Provided text
Sweat into Spring: Spicy Mung Bean Soup Recipe

Many of you know that I am a huge advocate of soups. Cooking food low and slow has a "pre-digestive" effect that eases the stress on your GI tract, allowing maximum absorption of nutrients and smoother elimination. This spicy mung bean bowl of yum is extra special because it takes only about an hour to make. Bonus: the leftovers taste even better than the first bowl.

Spring has come early this year in Colorado. Since January, we have had warm, dry days with clear skies. This led to an unusual bug that seemed to have caught about half of my clients. In Asian medicine, we call it a "warm-dry invasion;" it's the type of cold you catch during warm and dry weather. Pretty intuitive - right? When the dreaded sniffles, intense thirst, and dry cough finally came for me, I knew it was time to whip out my favorite sinus-clearing soup recipe and get down to business.

Problems to solve
[1] According to the spicy mung bean soup post, why is the author such a strong advocate of soups?
[2] Can you write the next part of the spicy mung bean soup post, picking up after its final sentence about getting down to business?

Extracted data
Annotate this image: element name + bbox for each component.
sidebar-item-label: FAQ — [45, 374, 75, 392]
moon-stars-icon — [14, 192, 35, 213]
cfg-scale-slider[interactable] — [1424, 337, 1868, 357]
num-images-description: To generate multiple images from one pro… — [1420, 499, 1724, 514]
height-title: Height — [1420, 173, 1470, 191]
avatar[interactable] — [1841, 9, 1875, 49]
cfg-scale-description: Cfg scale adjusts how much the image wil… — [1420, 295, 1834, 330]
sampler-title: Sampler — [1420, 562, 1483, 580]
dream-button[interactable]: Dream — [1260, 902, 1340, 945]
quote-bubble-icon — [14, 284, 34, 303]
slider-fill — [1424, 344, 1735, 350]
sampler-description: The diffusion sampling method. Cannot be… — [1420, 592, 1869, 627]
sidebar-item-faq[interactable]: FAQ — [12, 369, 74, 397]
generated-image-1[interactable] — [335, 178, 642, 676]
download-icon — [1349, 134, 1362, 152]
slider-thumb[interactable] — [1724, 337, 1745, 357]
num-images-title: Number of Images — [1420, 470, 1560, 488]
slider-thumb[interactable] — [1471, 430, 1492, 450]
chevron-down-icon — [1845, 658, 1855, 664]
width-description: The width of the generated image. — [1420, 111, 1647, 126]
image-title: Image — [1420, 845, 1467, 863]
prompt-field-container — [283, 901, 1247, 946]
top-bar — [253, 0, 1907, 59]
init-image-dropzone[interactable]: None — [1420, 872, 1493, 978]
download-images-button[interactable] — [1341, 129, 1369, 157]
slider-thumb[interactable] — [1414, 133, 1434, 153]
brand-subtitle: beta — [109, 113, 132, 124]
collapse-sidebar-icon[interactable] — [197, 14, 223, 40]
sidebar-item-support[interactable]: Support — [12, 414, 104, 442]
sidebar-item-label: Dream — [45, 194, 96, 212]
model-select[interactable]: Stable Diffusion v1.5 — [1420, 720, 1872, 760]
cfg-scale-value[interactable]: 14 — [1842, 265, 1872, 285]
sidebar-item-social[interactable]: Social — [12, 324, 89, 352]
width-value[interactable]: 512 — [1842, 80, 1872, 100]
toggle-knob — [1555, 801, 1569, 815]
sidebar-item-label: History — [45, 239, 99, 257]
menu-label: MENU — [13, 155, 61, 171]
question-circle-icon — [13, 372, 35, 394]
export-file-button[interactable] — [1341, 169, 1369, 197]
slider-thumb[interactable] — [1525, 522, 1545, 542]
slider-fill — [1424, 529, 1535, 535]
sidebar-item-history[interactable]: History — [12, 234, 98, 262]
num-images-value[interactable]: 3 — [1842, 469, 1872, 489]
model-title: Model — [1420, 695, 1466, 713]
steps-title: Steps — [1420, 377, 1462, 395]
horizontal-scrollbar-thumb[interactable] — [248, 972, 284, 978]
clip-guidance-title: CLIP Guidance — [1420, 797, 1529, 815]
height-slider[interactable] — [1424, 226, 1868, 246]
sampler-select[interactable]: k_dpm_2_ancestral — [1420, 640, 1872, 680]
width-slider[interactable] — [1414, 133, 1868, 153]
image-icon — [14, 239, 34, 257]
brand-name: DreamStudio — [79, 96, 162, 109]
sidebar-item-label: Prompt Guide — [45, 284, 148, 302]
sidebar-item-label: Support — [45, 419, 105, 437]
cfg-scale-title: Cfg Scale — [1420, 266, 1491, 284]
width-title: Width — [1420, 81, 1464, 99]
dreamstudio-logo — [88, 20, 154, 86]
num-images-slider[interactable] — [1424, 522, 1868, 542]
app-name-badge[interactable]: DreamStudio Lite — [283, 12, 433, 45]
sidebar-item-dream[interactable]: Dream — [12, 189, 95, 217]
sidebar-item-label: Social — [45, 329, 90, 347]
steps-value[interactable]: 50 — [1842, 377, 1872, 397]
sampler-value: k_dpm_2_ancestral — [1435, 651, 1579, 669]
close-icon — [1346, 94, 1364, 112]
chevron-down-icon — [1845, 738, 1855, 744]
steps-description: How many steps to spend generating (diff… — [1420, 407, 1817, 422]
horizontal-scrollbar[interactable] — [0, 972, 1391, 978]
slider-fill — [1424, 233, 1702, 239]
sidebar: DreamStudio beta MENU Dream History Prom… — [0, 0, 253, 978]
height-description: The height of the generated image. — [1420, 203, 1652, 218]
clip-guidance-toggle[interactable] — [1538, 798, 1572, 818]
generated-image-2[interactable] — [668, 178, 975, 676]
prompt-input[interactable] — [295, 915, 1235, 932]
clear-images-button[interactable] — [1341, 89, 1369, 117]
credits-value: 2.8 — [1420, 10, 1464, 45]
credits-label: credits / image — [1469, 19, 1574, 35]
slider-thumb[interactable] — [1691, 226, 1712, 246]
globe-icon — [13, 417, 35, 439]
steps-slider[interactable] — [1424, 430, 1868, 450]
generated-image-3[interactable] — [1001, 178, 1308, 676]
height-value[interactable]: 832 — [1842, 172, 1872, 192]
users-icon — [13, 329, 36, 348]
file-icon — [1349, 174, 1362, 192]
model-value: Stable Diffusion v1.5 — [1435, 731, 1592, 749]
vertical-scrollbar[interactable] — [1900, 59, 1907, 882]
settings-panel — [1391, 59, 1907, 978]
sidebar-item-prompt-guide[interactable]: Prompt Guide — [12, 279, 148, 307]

Set of answers
[1] Cooking food low and slow has a "pre-digestive" effect that eases the stress on the GI tract. This allows maximum absorption of nutrients and smoother elimination.

[2]
Photo credit: Sofia Sharpe

Photo credit: Sofia Sharpe

I love this recipe because it is great throughout the year. A warm and spicy bite can warm a chilly winter's night, but don't think heat in your bowl is reserved for snow days. This soup contains a number of belly-warming spices all of which help to move stagnant qi and warm the energy within digestive tract. Mung beans have a cooling nature which can help to clear out fevers, and are particularly good to eat when you're feeling extra thirsty (think: those hot, summer days). Together, the cumin, cayenne, turmeric, and mung beans create a balanced cleansing and detoxifying effect. Eating this soup during spring is akin to kickstarting internal spring cleaning.

Spicy Mung Bean Soup: The Recipe

Serves 6

Ingredients

  • 4 Tbsp neutral-flavored oil (Laura's favorite: safflower oil)
  • 1 Tbsp whole cumin seeds
  • 9 cloves of garlic, crushed
  • 1 14.5oz can of crushed tomatoes
  • 2 Tbsp freshly grated ginger
  • 2 Tbsp ground coriander
  • 1 tsp turmeric
  • 1 tsp sea salt
  • 1 tsp cayenne pepper
  • 4 cups water
  • 1 cup mung beans, picked over and rinsed
  • 1 can coconut cream
  • juice of 1-2 limes

Instructions

  1. Heat the cooking oil in a large pot over medium-high heat.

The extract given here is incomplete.